Please count the lines in the listing below where the word "Time" appears. Give the number only.

[begin Dataset extract]

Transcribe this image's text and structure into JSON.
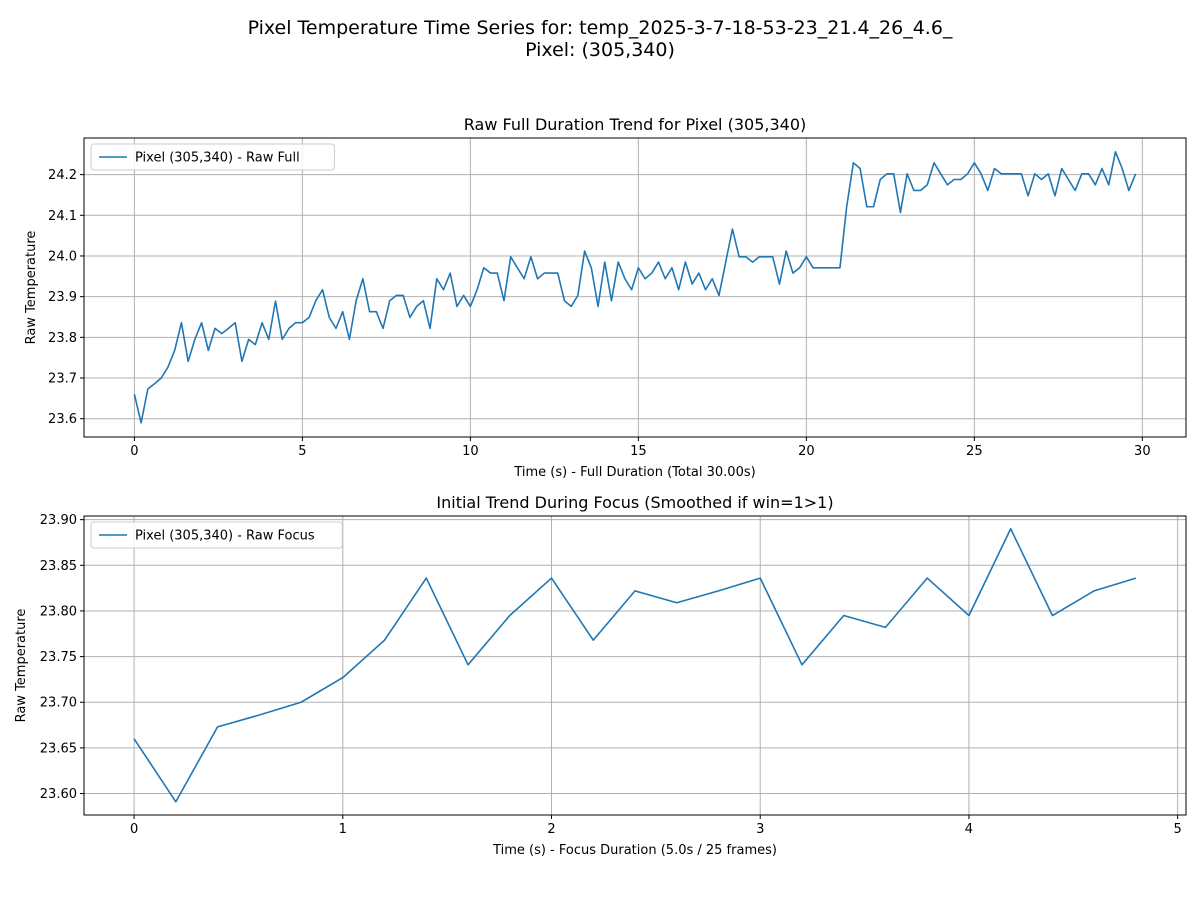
{
  "figure": {
    "suptitle_line1": "Pixel Temperature Time Series for: temp_2025-3-7-18-53-23_21.4_26_4.6_",
    "suptitle_line2": "Pixel: (305,340)"
  },
  "colors": {
    "series": "#1f77b4",
    "grid": "#b0b0b0"
  },
  "chart_data": [
    {
      "type": "line",
      "title": "Raw Full Duration Trend for Pixel (305,340)",
      "xlabel": "Time (s) - Full Duration (Total 30.00s)",
      "ylabel": "Raw Temperature",
      "xlim": [
        -1.5,
        31.3
      ],
      "ylim": [
        23.555,
        24.29
      ],
      "xticks": [
        0,
        5,
        10,
        15,
        20,
        25,
        30
      ],
      "xtick_labels": [
        "0",
        "5",
        "10",
        "15",
        "20",
        "25",
        "30"
      ],
      "yticks": [
        23.6,
        23.7,
        23.8,
        23.9,
        24.0,
        24.1,
        24.2
      ],
      "ytick_labels": [
        "23.6",
        "23.7",
        "23.8",
        "23.9",
        "24.0",
        "24.1",
        "24.2"
      ],
      "grid": true,
      "legend_position": "upper-left",
      "series": [
        {
          "name": "Pixel (305,340) - Raw Full",
          "x": [
            0.0,
            0.2,
            0.4,
            0.6,
            0.8,
            1.0,
            1.2,
            1.4,
            1.6,
            1.8,
            2.0,
            2.2,
            2.4,
            2.6,
            2.8,
            3.0,
            3.2,
            3.4,
            3.6,
            3.8,
            4.0,
            4.2,
            4.4,
            4.6,
            4.8,
            5.0,
            5.2,
            5.4,
            5.6,
            5.8,
            6.0,
            6.2,
            6.4,
            6.6,
            6.8,
            7.0,
            7.2,
            7.4,
            7.6,
            7.8,
            8.0,
            8.2,
            8.4,
            8.6,
            8.8,
            9.0,
            9.2,
            9.4,
            9.6,
            9.8,
            10.0,
            10.2,
            10.4,
            10.6,
            10.8,
            11.0,
            11.2,
            11.4,
            11.6,
            11.8,
            12.0,
            12.2,
            12.4,
            12.6,
            12.8,
            13.0,
            13.2,
            13.4,
            13.6,
            13.8,
            14.0,
            14.2,
            14.4,
            14.6,
            14.8,
            15.0,
            15.2,
            15.4,
            15.6,
            15.8,
            16.0,
            16.2,
            16.4,
            16.6,
            16.8,
            17.0,
            17.2,
            17.4,
            17.6,
            17.8,
            18.0,
            18.2,
            18.4,
            18.6,
            18.8,
            19.0,
            19.2,
            19.4,
            19.6,
            19.8,
            20.0,
            20.2,
            20.4,
            20.6,
            20.8,
            21.0,
            21.2,
            21.4,
            21.6,
            21.8,
            22.0,
            22.2,
            22.4,
            22.6,
            22.8,
            23.0,
            23.2,
            23.4,
            23.6,
            23.8,
            24.0,
            24.2,
            24.4,
            24.6,
            24.8,
            25.0,
            25.2,
            25.4,
            25.6,
            25.8,
            26.0,
            26.2,
            26.4,
            26.6,
            26.8,
            27.0,
            27.2,
            27.4,
            27.6,
            27.8,
            28.0,
            28.2,
            28.4,
            28.6,
            28.8,
            29.0,
            29.2,
            29.4,
            29.6,
            29.8
          ],
          "values": [
            23.66,
            23.59,
            23.673,
            23.686,
            23.7,
            23.727,
            23.768,
            23.836,
            23.741,
            23.795,
            23.836,
            23.768,
            23.822,
            23.809,
            23.822,
            23.836,
            23.741,
            23.795,
            23.782,
            23.836,
            23.795,
            23.889,
            23.795,
            23.822,
            23.836,
            23.836,
            23.849,
            23.89,
            23.917,
            23.849,
            23.822,
            23.863,
            23.795,
            23.89,
            23.944,
            23.863,
            23.863,
            23.822,
            23.89,
            23.903,
            23.903,
            23.849,
            23.876,
            23.89,
            23.822,
            23.944,
            23.917,
            23.958,
            23.876,
            23.903,
            23.876,
            23.917,
            23.971,
            23.958,
            23.958,
            23.89,
            23.998,
            23.971,
            23.944,
            23.998,
            23.944,
            23.958,
            23.958,
            23.958,
            23.89,
            23.876,
            23.903,
            24.012,
            23.971,
            23.876,
            23.985,
            23.89,
            23.985,
            23.944,
            23.917,
            23.971,
            23.944,
            23.958,
            23.985,
            23.944,
            23.971,
            23.917,
            23.985,
            23.931,
            23.958,
            23.917,
            23.944,
            23.903,
            23.985,
            24.066,
            23.998,
            23.998,
            23.985,
            23.998,
            23.998,
            23.998,
            23.931,
            24.012,
            23.958,
            23.971,
            23.998,
            23.971,
            23.971,
            23.971,
            23.971,
            23.971,
            24.121,
            24.229,
            24.215,
            24.121,
            24.121,
            24.188,
            24.202,
            24.202,
            24.107,
            24.202,
            24.161,
            24.161,
            24.175,
            24.229,
            24.202,
            24.175,
            24.188,
            24.188,
            24.202,
            24.229,
            24.202,
            24.161,
            24.215,
            24.202,
            24.202,
            24.202,
            24.202,
            24.148,
            24.202,
            24.188,
            24.202,
            24.148,
            24.215,
            24.188,
            24.161,
            24.202,
            24.202,
            24.175,
            24.215,
            24.175,
            24.256,
            24.215,
            24.161,
            24.202
          ]
        }
      ]
    },
    {
      "type": "line",
      "title": "Initial Trend During Focus (Smoothed if win=1>1)",
      "xlabel": "Time (s) - Focus Duration (5.0s / 25 frames)",
      "ylabel": "Raw Temperature",
      "xlim": [
        -0.24,
        5.04
      ],
      "ylim": [
        23.5765,
        23.904
      ],
      "xticks": [
        0,
        1,
        2,
        3,
        4,
        5
      ],
      "xtick_labels": [
        "0",
        "1",
        "2",
        "3",
        "4",
        "5"
      ],
      "yticks": [
        23.6,
        23.65,
        23.7,
        23.75,
        23.8,
        23.85,
        23.9
      ],
      "ytick_labels": [
        "23.60",
        "23.65",
        "23.70",
        "23.75",
        "23.80",
        "23.85",
        "23.90"
      ],
      "grid": true,
      "legend_position": "upper-left",
      "series": [
        {
          "name": "Pixel (305,340) - Raw Focus",
          "x": [
            0.0,
            0.2,
            0.4,
            0.6,
            0.8,
            1.0,
            1.2,
            1.4,
            1.6,
            1.8,
            2.0,
            2.2,
            2.4,
            2.6,
            2.8,
            3.0,
            3.2,
            3.4,
            3.6,
            3.8,
            4.0,
            4.2,
            4.4,
            4.6,
            4.8
          ],
          "values": [
            23.66,
            23.591,
            23.673,
            23.686,
            23.7,
            23.727,
            23.768,
            23.836,
            23.741,
            23.795,
            23.836,
            23.768,
            23.822,
            23.809,
            23.822,
            23.836,
            23.741,
            23.795,
            23.782,
            23.836,
            23.795,
            23.89,
            23.795,
            23.822,
            23.836
          ]
        }
      ]
    }
  ]
}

[end Dataset extract]

**Reply:**
3